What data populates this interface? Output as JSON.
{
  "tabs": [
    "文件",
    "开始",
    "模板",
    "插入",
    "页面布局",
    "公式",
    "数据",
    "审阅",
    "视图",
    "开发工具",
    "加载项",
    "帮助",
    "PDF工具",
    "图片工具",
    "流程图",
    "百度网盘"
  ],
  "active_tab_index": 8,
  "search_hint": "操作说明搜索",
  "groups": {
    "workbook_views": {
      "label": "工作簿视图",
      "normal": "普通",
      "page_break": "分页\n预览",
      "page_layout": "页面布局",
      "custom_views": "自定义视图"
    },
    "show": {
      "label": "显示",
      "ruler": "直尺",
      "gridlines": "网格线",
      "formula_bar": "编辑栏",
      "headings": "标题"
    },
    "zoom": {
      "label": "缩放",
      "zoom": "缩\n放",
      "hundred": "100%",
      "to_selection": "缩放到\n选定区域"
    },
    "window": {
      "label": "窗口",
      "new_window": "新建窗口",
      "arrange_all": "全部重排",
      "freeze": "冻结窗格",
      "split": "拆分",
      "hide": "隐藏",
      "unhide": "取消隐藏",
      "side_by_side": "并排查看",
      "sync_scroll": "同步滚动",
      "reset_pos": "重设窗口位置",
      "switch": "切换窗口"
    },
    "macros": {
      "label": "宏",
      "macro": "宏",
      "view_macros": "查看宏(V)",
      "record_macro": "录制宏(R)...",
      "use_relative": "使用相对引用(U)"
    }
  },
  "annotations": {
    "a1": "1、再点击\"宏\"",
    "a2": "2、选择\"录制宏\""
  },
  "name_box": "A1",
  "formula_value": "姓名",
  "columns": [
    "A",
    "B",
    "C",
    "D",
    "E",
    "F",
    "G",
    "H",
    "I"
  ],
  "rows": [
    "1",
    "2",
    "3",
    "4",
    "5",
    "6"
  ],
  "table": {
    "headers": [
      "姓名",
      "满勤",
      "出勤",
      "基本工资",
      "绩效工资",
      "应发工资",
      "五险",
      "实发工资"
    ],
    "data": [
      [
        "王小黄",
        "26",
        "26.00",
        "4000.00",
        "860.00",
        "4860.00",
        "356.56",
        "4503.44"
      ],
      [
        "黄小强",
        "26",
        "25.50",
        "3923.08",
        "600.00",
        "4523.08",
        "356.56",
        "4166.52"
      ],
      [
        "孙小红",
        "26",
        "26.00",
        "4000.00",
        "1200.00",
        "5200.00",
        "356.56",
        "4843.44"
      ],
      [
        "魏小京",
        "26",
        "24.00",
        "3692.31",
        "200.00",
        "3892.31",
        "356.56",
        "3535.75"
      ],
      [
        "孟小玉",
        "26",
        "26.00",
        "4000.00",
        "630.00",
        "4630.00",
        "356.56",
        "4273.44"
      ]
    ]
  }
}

※

[JOB] Return the entries above exactly, each one complete.

[RESULT OF THE TASK]
What data populates this interface? Output as JSON.
{
  "tabs": [
    "文件",
    "开始",
    "模板",
    "插入",
    "页面布局",
    "公式",
    "数据",
    "审阅",
    "视图",
    "开发工具",
    "加载项",
    "帮助",
    "PDF工具",
    "图片工具",
    "流程图",
    "百度网盘"
  ],
  "active_tab_index": 8,
  "search_hint": "操作说明搜索",
  "groups": {
    "workbook_views": {
      "label": "工作簿视图",
      "normal": "普通",
      "page_break": "分页\n预览",
      "page_layout": "页面布局",
      "custom_views": "自定义视图"
    },
    "show": {
      "label": "显示",
      "ruler": "直尺",
      "gridlines": "网格线",
      "formula_bar": "编辑栏",
      "headings": "标题"
    },
    "zoom": {
      "label": "缩放",
      "zoom": "缩\n放",
      "hundred": "100%",
      "to_selection": "缩放到\n选定区域"
    },
    "window": {
      "label": "窗口",
      "new_window": "新建窗口",
      "arrange_all": "全部重排",
      "freeze": "冻结窗格",
      "split": "拆分",
      "hide": "隐藏",
      "unhide": "取消隐藏",
      "side_by_side": "并排查看",
      "sync_scroll": "同步滚动",
      "reset_pos": "重设窗口位置",
      "switch": "切换窗口"
    },
    "macros": {
      "label": "宏",
      "macro": "宏",
      "view_macros": "查看宏(V)",
      "record_macro": "录制宏(R)...",
      "use_relative": "使用相对引用(U)"
    }
  },
  "annotations": {
    "a1": "1、再点击\"宏\"",
    "a2": "2、选择\"录制宏\""
  },
  "name_box": "A1",
  "formula_value": "姓名",
  "columns": [
    "A",
    "B",
    "C",
    "D",
    "E",
    "F",
    "G",
    "H",
    "I"
  ],
  "rows": [
    "1",
    "2",
    "3",
    "4",
    "5",
    "6"
  ],
  "table": {
    "headers": [
      "姓名",
      "满勤",
      "出勤",
      "基本工资",
      "绩效工资",
      "应发工资",
      "五险",
      "实发工资"
    ],
    "data": [
      [
        "王小黄",
        "26",
        "26.00",
        "4000.00",
        "860.00",
        "4860.00",
        "356.56",
        "4503.44"
      ],
      [
        "黄小强",
        "26",
        "25.50",
        "3923.08",
        "600.00",
        "4523.08",
        "356.56",
        "4166.52"
      ],
      [
        "孙小红",
        "26",
        "26.00",
        "4000.00",
        "1200.00",
        "5200.00",
        "356.56",
        "4843.44"
      ],
      [
        "魏小京",
        "26",
        "24.00",
        "3692.31",
        "200.00",
        "3892.31",
        "356.56",
        "3535.75"
      ],
      [
        "孟小玉",
        "26",
        "26.00",
        "4000.00",
        "630.00",
        "4630.00",
        "356.56",
        "4273.44"
      ]
    ]
  }
}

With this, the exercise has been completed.